*JOB*: Below is a block of records; repeat each one exactly.

*DATASET RECORDS*:
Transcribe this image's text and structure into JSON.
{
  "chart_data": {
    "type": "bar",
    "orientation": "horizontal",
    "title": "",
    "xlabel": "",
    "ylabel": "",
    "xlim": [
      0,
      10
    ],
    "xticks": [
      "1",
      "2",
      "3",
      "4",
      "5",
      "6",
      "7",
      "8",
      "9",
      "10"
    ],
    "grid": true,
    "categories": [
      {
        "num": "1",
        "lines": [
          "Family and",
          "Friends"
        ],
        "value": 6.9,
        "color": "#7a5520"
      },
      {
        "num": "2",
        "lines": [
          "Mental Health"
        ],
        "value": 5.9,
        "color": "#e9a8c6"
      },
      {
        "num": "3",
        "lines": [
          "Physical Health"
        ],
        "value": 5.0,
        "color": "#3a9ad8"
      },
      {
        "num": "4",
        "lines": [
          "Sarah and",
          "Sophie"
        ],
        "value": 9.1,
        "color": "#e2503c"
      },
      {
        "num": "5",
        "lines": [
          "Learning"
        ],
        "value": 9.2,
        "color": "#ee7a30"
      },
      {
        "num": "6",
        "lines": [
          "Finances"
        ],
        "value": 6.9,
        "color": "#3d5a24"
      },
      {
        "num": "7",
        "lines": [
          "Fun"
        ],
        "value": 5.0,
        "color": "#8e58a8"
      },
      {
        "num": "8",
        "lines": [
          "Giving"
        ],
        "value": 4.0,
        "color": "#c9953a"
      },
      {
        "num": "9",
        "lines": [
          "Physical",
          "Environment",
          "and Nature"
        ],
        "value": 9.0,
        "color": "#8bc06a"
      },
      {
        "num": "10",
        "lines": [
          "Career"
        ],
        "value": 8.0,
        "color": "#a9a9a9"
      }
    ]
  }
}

*RESPONSE*:
Transcribe this image's text and structure into JSON.
{
  "chart_data": {
    "type": "bar",
    "orientation": "horizontal",
    "title": "",
    "xlabel": "",
    "ylabel": "",
    "xlim": [
      0,
      10
    ],
    "xticks": [
      "1",
      "2",
      "3",
      "4",
      "5",
      "6",
      "7",
      "8",
      "9",
      "10"
    ],
    "grid": true,
    "categories": [
      {
        "num": "1",
        "lines": [
          "Family and",
          "Friends"
        ],
        "value": 6.9,
        "color": "#7a5520"
      },
      {
        "num": "2",
        "lines": [
          "Mental Health"
        ],
        "value": 5.9,
        "color": "#e9a8c6"
      },
      {
        "num": "3",
        "lines": [
          "Physical Health"
        ],
        "value": 5.0,
        "color": "#3a9ad8"
      },
      {
        "num": "4",
        "lines": [
          "Sarah and",
          "Sophie"
        ],
        "value": 9.1,
        "color": "#e2503c"
      },
      {
        "num": "5",
        "lines": [
          "Learning"
        ],
        "value": 9.2,
        "color": "#ee7a30"
      },
      {
        "num": "6",
        "lines": [
          "Finances"
        ],
        "value": 6.9,
        "color": "#3d5a24"
      },
      {
        "num": "7",
        "lines": [
          "Fun"
        ],
        "value": 5.0,
        "color": "#8e58a8"
      },
      {
        "num": "8",
        "lines": [
          "Giving"
        ],
        "value": 4.0,
        "color": "#c9953a"
      },
      {
        "num": "9",
        "lines": [
          "Physical",
          "Environment",
          "and Nature"
        ],
        "value": 9.0,
        "color": "#8bc06a"
      },
      {
        "num": "10",
        "lines": [
          "Career"
        ],
        "value": 8.0,
        "color": "#a9a9a9"
      }
    ]
  }
}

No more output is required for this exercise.